Task requirements:
All of the data needs to be repeated exactly.

* Begin Provided material *

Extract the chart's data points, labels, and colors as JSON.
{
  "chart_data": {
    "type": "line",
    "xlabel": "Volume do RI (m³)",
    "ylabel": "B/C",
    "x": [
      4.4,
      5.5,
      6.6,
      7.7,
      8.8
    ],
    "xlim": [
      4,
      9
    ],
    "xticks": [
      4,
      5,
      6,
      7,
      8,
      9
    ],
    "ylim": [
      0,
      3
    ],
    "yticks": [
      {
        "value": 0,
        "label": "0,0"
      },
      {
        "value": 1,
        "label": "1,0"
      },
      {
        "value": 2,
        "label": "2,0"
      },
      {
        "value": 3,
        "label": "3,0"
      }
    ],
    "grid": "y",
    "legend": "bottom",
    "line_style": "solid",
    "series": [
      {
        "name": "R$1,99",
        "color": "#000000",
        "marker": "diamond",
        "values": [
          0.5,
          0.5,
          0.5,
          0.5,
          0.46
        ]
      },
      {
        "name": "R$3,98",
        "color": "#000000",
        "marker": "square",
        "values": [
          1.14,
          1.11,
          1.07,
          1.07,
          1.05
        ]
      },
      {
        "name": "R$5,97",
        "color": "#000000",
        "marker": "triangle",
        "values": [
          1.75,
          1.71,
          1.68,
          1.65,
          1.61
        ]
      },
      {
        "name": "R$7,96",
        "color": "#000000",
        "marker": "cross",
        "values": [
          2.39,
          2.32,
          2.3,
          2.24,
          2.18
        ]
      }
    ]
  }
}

* End Provided material *

Complete answer:
Extract the chart's data points, labels, and colors as JSON.
{
  "chart_data": {
    "type": "line",
    "xlabel": "Volume do RI (m³)",
    "ylabel": "B/C",
    "x": [
      4.4,
      5.5,
      6.6,
      7.7,
      8.8
    ],
    "xlim": [
      4,
      9
    ],
    "xticks": [
      4,
      5,
      6,
      7,
      8,
      9
    ],
    "ylim": [
      0,
      3
    ],
    "yticks": [
      {
        "value": 0,
        "label": "0,0"
      },
      {
        "value": 1,
        "label": "1,0"
      },
      {
        "value": 2,
        "label": "2,0"
      },
      {
        "value": 3,
        "label": "3,0"
      }
    ],
    "grid": "y",
    "legend": "bottom",
    "line_style": "solid",
    "series": [
      {
        "name": "R$1,99",
        "color": "#000000",
        "marker": "diamond",
        "values": [
          0.5,
          0.5,
          0.5,
          0.5,
          0.46
        ]
      },
      {
        "name": "R$3,98",
        "color": "#000000",
        "marker": "square",
        "values": [
          1.14,
          1.11,
          1.07,
          1.07,
          1.05
        ]
      },
      {
        "name": "R$5,97",
        "color": "#000000",
        "marker": "triangle",
        "values": [
          1.75,
          1.71,
          1.68,
          1.65,
          1.61
        ]
      },
      {
        "name": "R$7,96",
        "color": "#000000",
        "marker": "cross",
        "values": [
          2.39,
          2.32,
          2.3,
          2.24,
          2.18
        ]
      }
    ]
  }
}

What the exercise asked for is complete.